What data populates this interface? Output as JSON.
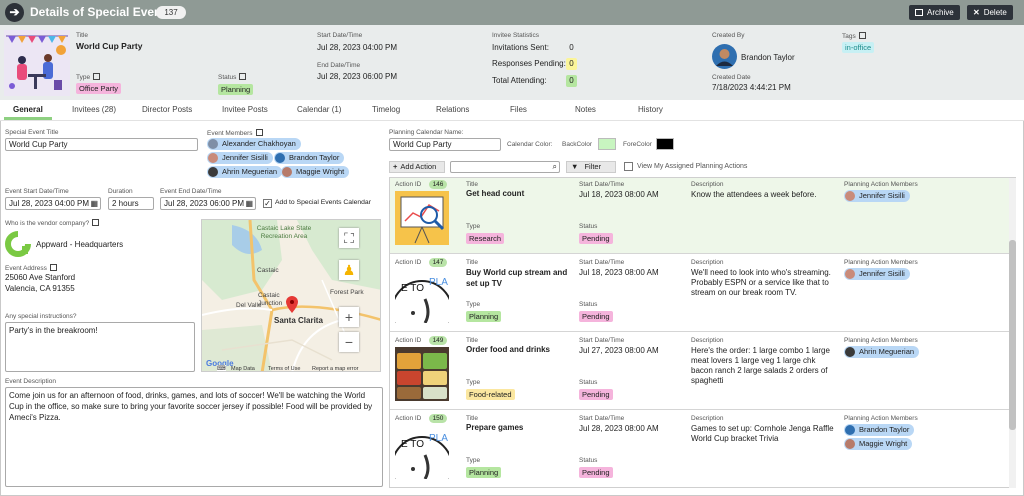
{
  "header": {
    "title": "Details of Special Event",
    "count": "137",
    "archive_label": "Archive",
    "delete_label": "Delete"
  },
  "summary": {
    "title_label": "Title",
    "title_value": "World Cup Party",
    "type_label": "Type",
    "type_value": "Office Party",
    "status_label": "Status",
    "status_value": "Planning",
    "start_label": "Start Date/Time",
    "start_value": "Jul 28, 2023 04:00 PM",
    "end_label": "End Date/Time",
    "end_value": "Jul 28, 2023 06:00 PM",
    "stats_label": "Invitee Statistics",
    "invitations_label": "Invitations Sent:",
    "invitations_value": "0",
    "responses_label": "Responses Pending:",
    "responses_value": "0",
    "attending_label": "Total Attending:",
    "attending_value": "0",
    "created_by_label": "Created By",
    "created_by_value": "Brandon Taylor",
    "created_date_label": "Created Date",
    "created_date_value": "7/18/2023 4:44:21 PM",
    "tags_label": "Tags",
    "tags_value": "in-office"
  },
  "tabs": [
    {
      "label": "General"
    },
    {
      "label": "Invitees (28)"
    },
    {
      "label": "Director Posts"
    },
    {
      "label": "Invitee Posts"
    },
    {
      "label": "Calendar (1)"
    },
    {
      "label": "Timelog"
    },
    {
      "label": "Relations"
    },
    {
      "label": "Files"
    },
    {
      "label": "Notes"
    },
    {
      "label": "History"
    }
  ],
  "form": {
    "event_title_label": "Special Event Title",
    "event_title_value": "World Cup Party",
    "members_label": "Event Members",
    "members": [
      "Alexander Chakhoyan",
      "Jennifer Sisilli",
      "Brandon Taylor",
      "Ahrin Meguerian",
      "Maggie Wright"
    ],
    "start_label": "Event Start Date/Time",
    "start_value": "Jul 28, 2023 04:00 PM",
    "duration_label": "Duration",
    "duration_value": "2 hours",
    "end_label": "Event End Date/Time",
    "end_value": "Jul 28, 2023 06:00 PM",
    "add_calendar_label": "Add to Special Events Calendar",
    "vendor_label": "Who is the vendor company?",
    "vendor_value": "Appward - Headquarters",
    "address_label": "Event Address",
    "address_line1": "25060 Ave Stanford",
    "address_line2": "Valencia, CA 91355",
    "instructions_label": "Any special instructions?",
    "instructions_value": "Party's in the breakroom!",
    "description_label": "Event Description",
    "description_value": "Come join us for an afternoon of food, drinks, games, and lots of soccer! We'll be watching the World Cup in the office, so make sure to bring your favorite soccer jersey if possible! Food will be provided by Ameci's Pizza."
  },
  "map": {
    "labels": [
      "Castaic Lake State Recreation Area",
      "Castaic",
      "Castaic Junction",
      "Del Valle",
      "Forest Park",
      "Santa Clarita"
    ],
    "footer_google": "Google",
    "footer_data": "Map Data",
    "footer_terms": "Terms of Use",
    "footer_report": "Report a map error",
    "zoom_in": "+",
    "zoom_out": "−"
  },
  "planning": {
    "calendar_label": "Planning Calendar Name:",
    "calendar_value": "World Cup Party",
    "color_label": "Calendar Color:",
    "back_label": "BackColor",
    "fore_label": "ForeColor",
    "back_color": "#c8f5c0",
    "fore_color": "#000000",
    "add_action_label": "Add Action",
    "search_placeholder": "",
    "filter_label": "Filter",
    "my_actions_label": "View My Assigned Planning Actions",
    "col_id": "Action ID",
    "col_title": "Title",
    "col_start": "Start Date/Time",
    "col_desc": "Description",
    "col_members": "Planning Action Members",
    "col_type": "Type",
    "col_status": "Status",
    "actions": [
      {
        "id": "146",
        "title": "Get head count",
        "start": "Jul 18, 2023 08:00 AM",
        "desc": "Know the attendees a week before.",
        "type": "Research",
        "status": "Pending",
        "members": [
          "Jennifer Sisilli"
        ]
      },
      {
        "id": "147",
        "title": "Buy World cup stream and set up TV",
        "start": "Jul 18, 2023 08:00 AM",
        "desc": "We'll need to look into who's streaming. Probably ESPN or a service like that to stream on our break room TV.",
        "type": "Planning",
        "status": "Pending",
        "members": [
          "Jennifer Sisilli"
        ]
      },
      {
        "id": "149",
        "title": "Order food and drinks",
        "start": "Jul 27, 2023 08:00 AM",
        "desc": "Here's the order: 1 large combo 1 large meat lovers 1 large veg 1 large chk bacon ranch 2 large salads 2 orders of spaghetti",
        "type": "Food-related",
        "status": "Pending",
        "members": [
          "Ahrin Meguerian"
        ]
      },
      {
        "id": "150",
        "title": "Prepare games",
        "start": "Jul 28, 2023 08:00 AM",
        "desc": "Games to set up: Cornhole Jenga Raffle World Cup bracket Trivia",
        "type": "Planning",
        "status": "Pending",
        "members": [
          "Brandon Taylor",
          "Maggie Wright"
        ]
      }
    ]
  },
  "colors": {
    "header_bg": "#8f9a95",
    "accent_green": "#8ed081",
    "chip_blue": "#b9d7f5",
    "type_pink": "#f5b4dc",
    "status_green": "#b5e6a0"
  }
}
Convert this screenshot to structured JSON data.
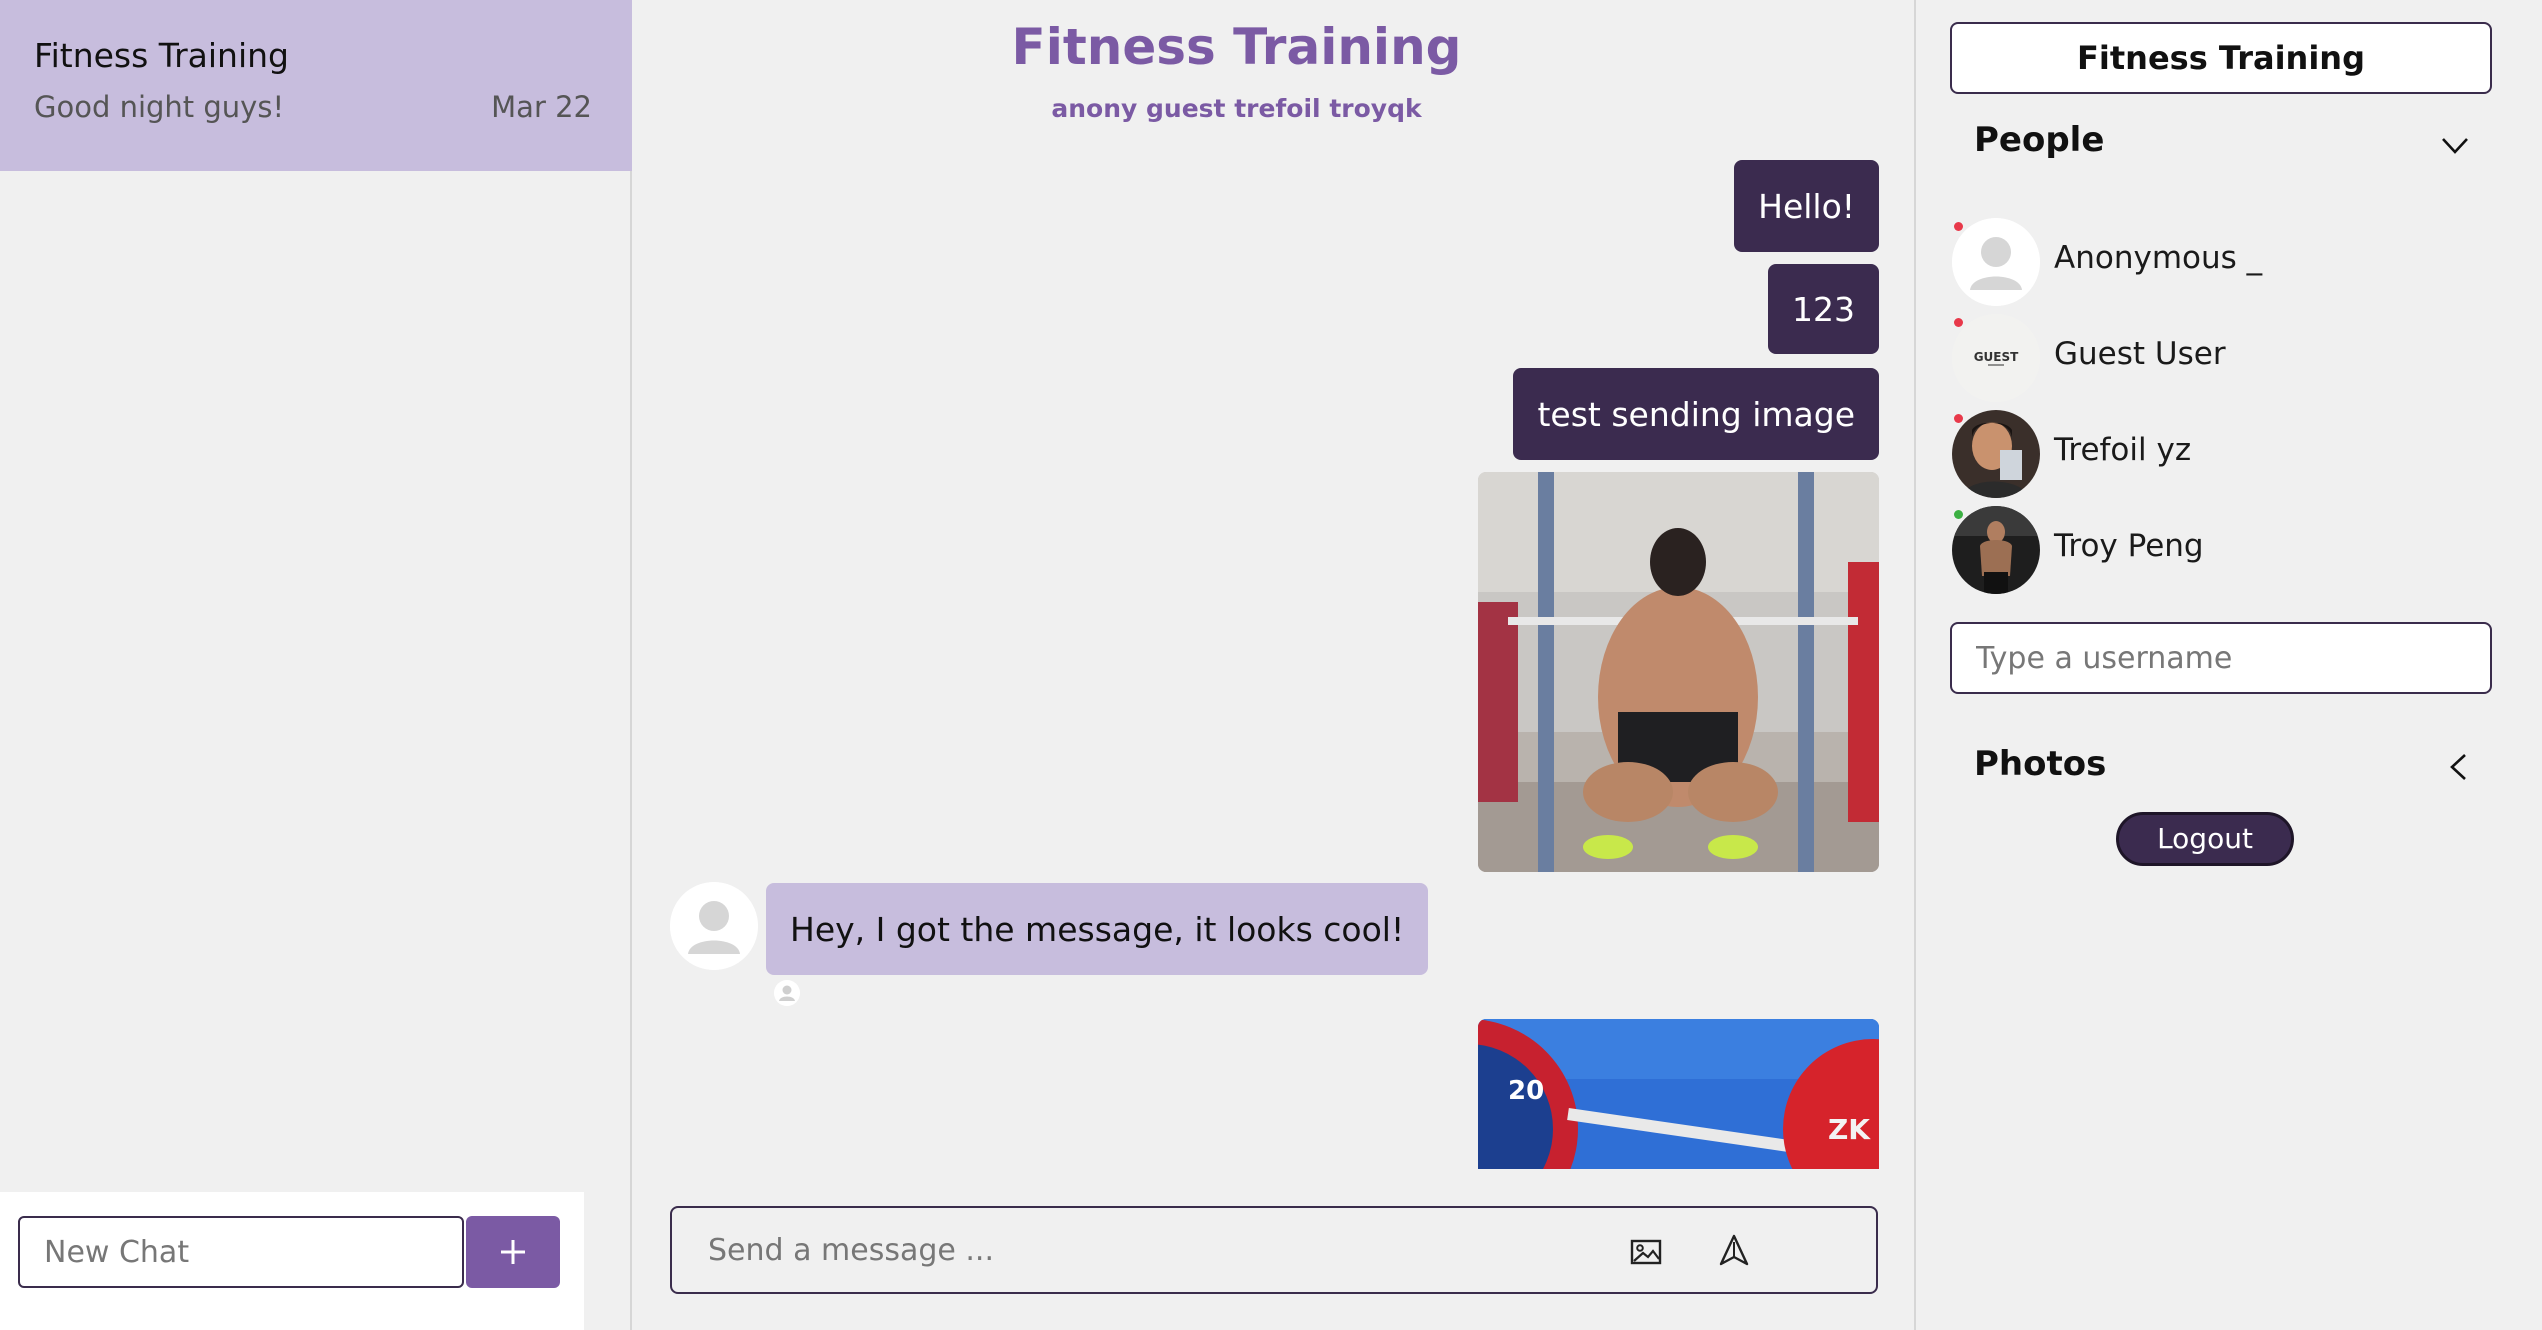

→ **Exercise details**: Reproduce the full listing above verbatim, with no pictures included.

→ **Exercise result**:
What data populates this interface? Output as JSON.
{
  "header": {
    "title": "Details of Special Event",
    "count": "137",
    "archive_label": "Archive",
    "delete_label": "Delete"
  },
  "summary": {
    "title_label": "Title",
    "title_value": "World Cup Party",
    "type_label": "Type",
    "type_value": "Office Party",
    "status_label": "Status",
    "status_value": "Planning",
    "start_label": "Start Date/Time",
    "start_value": "Jul 28, 2023 04:00 PM",
    "end_label": "End Date/Time",
    "end_value": "Jul 28, 2023 06:00 PM",
    "stats_label": "Invitee Statistics",
    "invitations_label": "Invitations Sent:",
    "invitations_value": "0",
    "responses_label": "Responses Pending:",
    "responses_value": "0",
    "attending_label": "Total Attending:",
    "attending_value": "0",
    "created_by_label": "Created By",
    "created_by_value": "Brandon Taylor",
    "created_date_label": "Created Date",
    "created_date_value": "7/18/2023 4:44:21 PM",
    "tags_label": "Tags",
    "tags_value": "in-office"
  },
  "tabs": [
    {
      "label": "General"
    },
    {
      "label": "Invitees (28)"
    },
    {
      "label": "Director Posts"
    },
    {
      "label": "Invitee Posts"
    },
    {
      "label": "Calendar (1)"
    },
    {
      "label": "Timelog"
    },
    {
      "label": "Relations"
    },
    {
      "label": "Files"
    },
    {
      "label": "Notes"
    },
    {
      "label": "History"
    }
  ],
  "form": {
    "event_title_label": "Special Event Title",
    "event_title_value": "World Cup Party",
    "members_label": "Event Members",
    "members": [
      "Alexander Chakhoyan",
      "Jennifer Sisilli",
      "Brandon Taylor",
      "Ahrin Meguerian",
      "Maggie Wright"
    ],
    "start_label": "Event Start Date/Time",
    "start_value": "Jul 28, 2023 04:00 PM",
    "duration_label": "Duration",
    "duration_value": "2 hours",
    "end_label": "Event End Date/Time",
    "end_value": "Jul 28, 2023 06:00 PM",
    "add_calendar_label": "Add to Special Events Calendar",
    "vendor_label": "Who is the vendor company?",
    "vendor_value": "Appward - Headquarters",
    "address_label": "Event Address",
    "address_line1": "25060 Ave Stanford",
    "address_line2": "Valencia, CA 91355",
    "instructions_label": "Any special instructions?",
    "instructions_value": "Party's in the breakroom!",
    "description_label": "Event Description",
    "description_value": "Come join us for an afternoon of food, drinks, games, and lots of soccer! We'll be watching the World Cup in the office, so make sure to bring your favorite soccer jersey if possible! Food will be provided by Ameci's Pizza."
  },
  "map": {
    "labels": [
      "Castaic Lake State Recreation Area",
      "Castaic",
      "Castaic Junction",
      "Del Valle",
      "Forest Park",
      "Santa Clarita"
    ],
    "footer_google": "Google",
    "footer_data": "Map Data",
    "footer_terms": "Terms of Use",
    "footer_report": "Report a map error",
    "zoom_in": "+",
    "zoom_out": "−"
  },
  "planning": {
    "calendar_label": "Planning Calendar Name:",
    "calendar_value": "World Cup Party",
    "color_label": "Calendar Color:",
    "back_label": "BackColor",
    "fore_label": "ForeColor",
    "back_color": "#c8f5c0",
    "fore_color": "#000000",
    "add_action_label": "Add Action",
    "search_placeholder": "",
    "filter_label": "Filter",
    "my_actions_label": "View My Assigned Planning Actions",
    "col_id": "Action ID",
    "col_title": "Title",
    "col_start": "Start Date/Time",
    "col_desc": "Description",
    "col_members": "Planning Action Members",
    "col_type": "Type",
    "col_status": "Status",
    "actions": [
      {
        "id": "146",
        "title": "Get head count",
        "start": "Jul 18, 2023 08:00 AM",
        "desc": "Know the attendees a week before.",
        "type": "Research",
        "status": "Pending",
        "members": [
          "Jennifer Sisilli"
        ]
      },
      {
        "id": "147",
        "title": "Buy World cup stream and set up TV",
        "start": "Jul 18, 2023 08:00 AM",
        "desc": "We'll need to look into who's streaming. Probably ESPN or a service like that to stream on our break room TV.",
        "type": "Planning",
        "status": "Pending",
        "members": [
          "Jennifer Sisilli"
        ]
      },
      {
        "id": "149",
        "title": "Order food and drinks",
        "start": "Jul 27, 2023 08:00 AM",
        "desc": "Here's the order: 1 large combo 1 large meat lovers 1 large veg 1 large chk bacon ranch 2 large salads 2 orders of spaghetti",
        "type": "Food-related",
        "status": "Pending",
        "members": [
          "Ahrin Meguerian"
        ]
      },
      {
        "id": "150",
        "title": "Prepare games",
        "start": "Jul 28, 2023 08:00 AM",
        "desc": "Games to set up: Cornhole Jenga Raffle World Cup bracket Trivia",
        "type": "Planning",
        "status": "Pending",
        "members": [
          "Brandon Taylor",
          "Maggie Wright"
        ]
      }
    ]
  },
  "colors": {
    "header_bg": "#8f9a95",
    "accent_green": "#8ed081",
    "chip_blue": "#b9d7f5",
    "type_pink": "#f5b4dc",
    "status_green": "#b5e6a0"
  }
}
Convert this screenshot to structured JSON data.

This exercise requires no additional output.